WHAT IS REQUIRED:
Make an exact copy of all the entries, but do not reproduce the pictures.

SUPPLIED RECORDS:

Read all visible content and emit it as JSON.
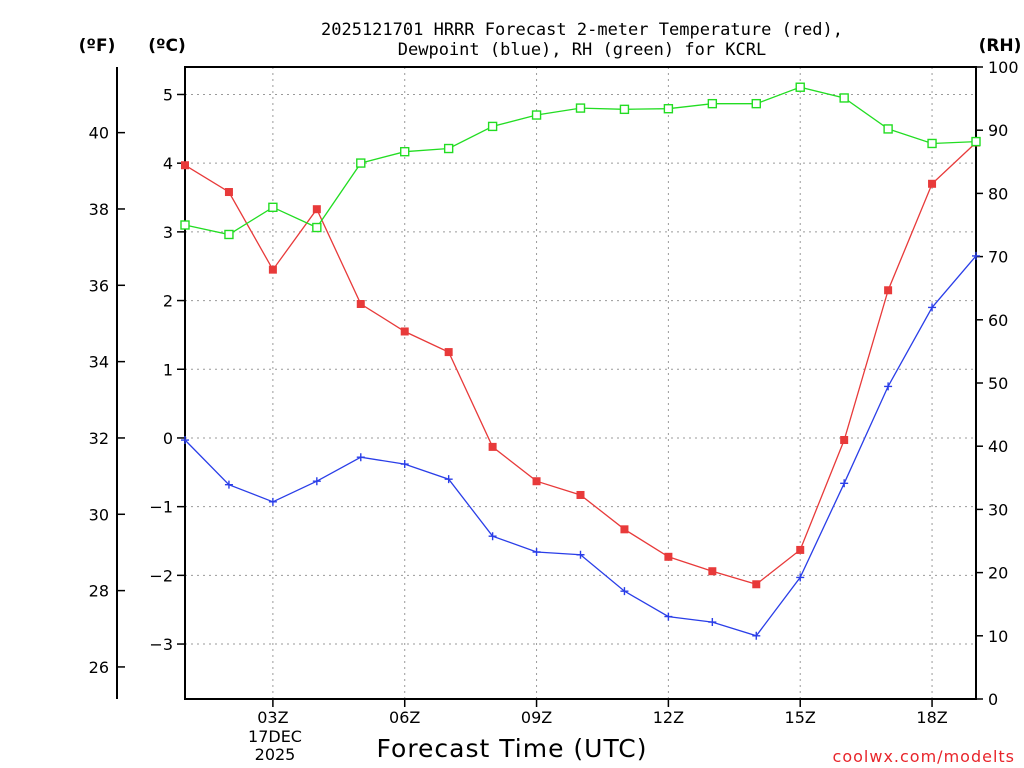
{
  "chart_data": {
    "type": "line",
    "title_line1": "2025121701 HRRR Forecast 2-meter Temperature (red),",
    "title_line2": "Dewpoint (blue), RH (green) for KCRL",
    "unit_f": "(ºF)",
    "unit_c": "(ºC)",
    "unit_rh": "(RH)",
    "xlabel": "Forecast Time (UTC)",
    "credit": "coolwx.com/modelts",
    "date_label_1": "17DEC",
    "date_label_2": "2025",
    "x_hours": [
      1,
      2,
      3,
      4,
      5,
      6,
      7,
      8,
      9,
      10,
      11,
      12,
      13,
      14,
      15,
      16,
      17,
      18,
      19
    ],
    "xlim": [
      1,
      19
    ],
    "x_ticks": [
      {
        "hour": 3,
        "label": "03Z"
      },
      {
        "hour": 6,
        "label": "06Z"
      },
      {
        "hour": 9,
        "label": "09Z"
      },
      {
        "hour": 12,
        "label": "12Z"
      },
      {
        "hour": 15,
        "label": "15Z"
      },
      {
        "hour": 18,
        "label": "18Z"
      }
    ],
    "ylim_c": [
      -3.8,
      5.4
    ],
    "y_ticks_c": [
      "5",
      "4",
      "3",
      "2",
      "1",
      "0",
      "−1",
      "−2",
      "−3"
    ],
    "y_ticks_c_values": [
      5,
      4,
      3,
      2,
      1,
      0,
      -1,
      -2,
      -3
    ],
    "y_ticks_f": [
      "40",
      "38",
      "36",
      "34",
      "32",
      "30",
      "28",
      "26"
    ],
    "y_ticks_f_values": [
      40,
      38,
      36,
      34,
      32,
      30,
      28,
      26
    ],
    "ylim_rh": [
      0,
      100
    ],
    "y_ticks_rh": [
      "100",
      "90",
      "80",
      "70",
      "60",
      "50",
      "40",
      "30",
      "20",
      "10",
      "0"
    ],
    "y_ticks_rh_values": [
      100,
      90,
      80,
      70,
      60,
      50,
      40,
      30,
      20,
      10,
      0
    ],
    "series": [
      {
        "name": "Temperature",
        "axis": "c",
        "color": "#e83a3a",
        "marker": "filled-square",
        "values": [
          3.97,
          3.58,
          2.45,
          3.33,
          1.95,
          1.55,
          1.25,
          -0.13,
          -0.63,
          -0.83,
          -1.33,
          -1.73,
          -1.94,
          -2.13,
          -1.63,
          -0.03,
          2.15,
          3.7,
          4.3
        ]
      },
      {
        "name": "Dewpoint",
        "axis": "c",
        "color": "#2a3ee8",
        "marker": "plus",
        "values": [
          -0.03,
          -0.68,
          -0.93,
          -0.63,
          -0.28,
          -0.38,
          -0.6,
          -1.43,
          -1.66,
          -1.7,
          -2.23,
          -2.6,
          -2.68,
          -2.88,
          -2.03,
          -0.66,
          0.75,
          1.9,
          2.65
        ]
      },
      {
        "name": "RH",
        "axis": "rh",
        "color": "#22dd22",
        "marker": "open-square",
        "values": [
          75.0,
          73.5,
          77.8,
          74.6,
          84.8,
          86.6,
          87.1,
          90.6,
          92.4,
          93.5,
          93.3,
          93.4,
          94.2,
          94.2,
          96.8,
          95.1,
          90.2,
          87.9,
          88.2
        ]
      }
    ]
  }
}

TASK RESULT:
Read all visible content and emit it as JSON.
{
  "chart_data": {
    "type": "line",
    "title_line1": "2025121701 HRRR Forecast 2-meter Temperature (red),",
    "title_line2": "Dewpoint (blue), RH (green) for KCRL",
    "unit_f": "(ºF)",
    "unit_c": "(ºC)",
    "unit_rh": "(RH)",
    "xlabel": "Forecast Time (UTC)",
    "credit": "coolwx.com/modelts",
    "date_label_1": "17DEC",
    "date_label_2": "2025",
    "x_hours": [
      1,
      2,
      3,
      4,
      5,
      6,
      7,
      8,
      9,
      10,
      11,
      12,
      13,
      14,
      15,
      16,
      17,
      18,
      19
    ],
    "xlim": [
      1,
      19
    ],
    "x_ticks": [
      {
        "hour": 3,
        "label": "03Z"
      },
      {
        "hour": 6,
        "label": "06Z"
      },
      {
        "hour": 9,
        "label": "09Z"
      },
      {
        "hour": 12,
        "label": "12Z"
      },
      {
        "hour": 15,
        "label": "15Z"
      },
      {
        "hour": 18,
        "label": "18Z"
      }
    ],
    "ylim_c": [
      -3.8,
      5.4
    ],
    "y_ticks_c": [
      "5",
      "4",
      "3",
      "2",
      "1",
      "0",
      "−1",
      "−2",
      "−3"
    ],
    "y_ticks_c_values": [
      5,
      4,
      3,
      2,
      1,
      0,
      -1,
      -2,
      -3
    ],
    "y_ticks_f": [
      "40",
      "38",
      "36",
      "34",
      "32",
      "30",
      "28",
      "26"
    ],
    "y_ticks_f_values": [
      40,
      38,
      36,
      34,
      32,
      30,
      28,
      26
    ],
    "ylim_rh": [
      0,
      100
    ],
    "y_ticks_rh": [
      "100",
      "90",
      "80",
      "70",
      "60",
      "50",
      "40",
      "30",
      "20",
      "10",
      "0"
    ],
    "y_ticks_rh_values": [
      100,
      90,
      80,
      70,
      60,
      50,
      40,
      30,
      20,
      10,
      0
    ],
    "series": [
      {
        "name": "Temperature",
        "axis": "c",
        "color": "#e83a3a",
        "marker": "filled-square",
        "values": [
          3.97,
          3.58,
          2.45,
          3.33,
          1.95,
          1.55,
          1.25,
          -0.13,
          -0.63,
          -0.83,
          -1.33,
          -1.73,
          -1.94,
          -2.13,
          -1.63,
          -0.03,
          2.15,
          3.7,
          4.3
        ]
      },
      {
        "name": "Dewpoint",
        "axis": "c",
        "color": "#2a3ee8",
        "marker": "plus",
        "values": [
          -0.03,
          -0.68,
          -0.93,
          -0.63,
          -0.28,
          -0.38,
          -0.6,
          -1.43,
          -1.66,
          -1.7,
          -2.23,
          -2.6,
          -2.68,
          -2.88,
          -2.03,
          -0.66,
          0.75,
          1.9,
          2.65
        ]
      },
      {
        "name": "RH",
        "axis": "rh",
        "color": "#22dd22",
        "marker": "open-square",
        "values": [
          75.0,
          73.5,
          77.8,
          74.6,
          84.8,
          86.6,
          87.1,
          90.6,
          92.4,
          93.5,
          93.3,
          93.4,
          94.2,
          94.2,
          96.8,
          95.1,
          90.2,
          87.9,
          88.2
        ]
      }
    ]
  }
}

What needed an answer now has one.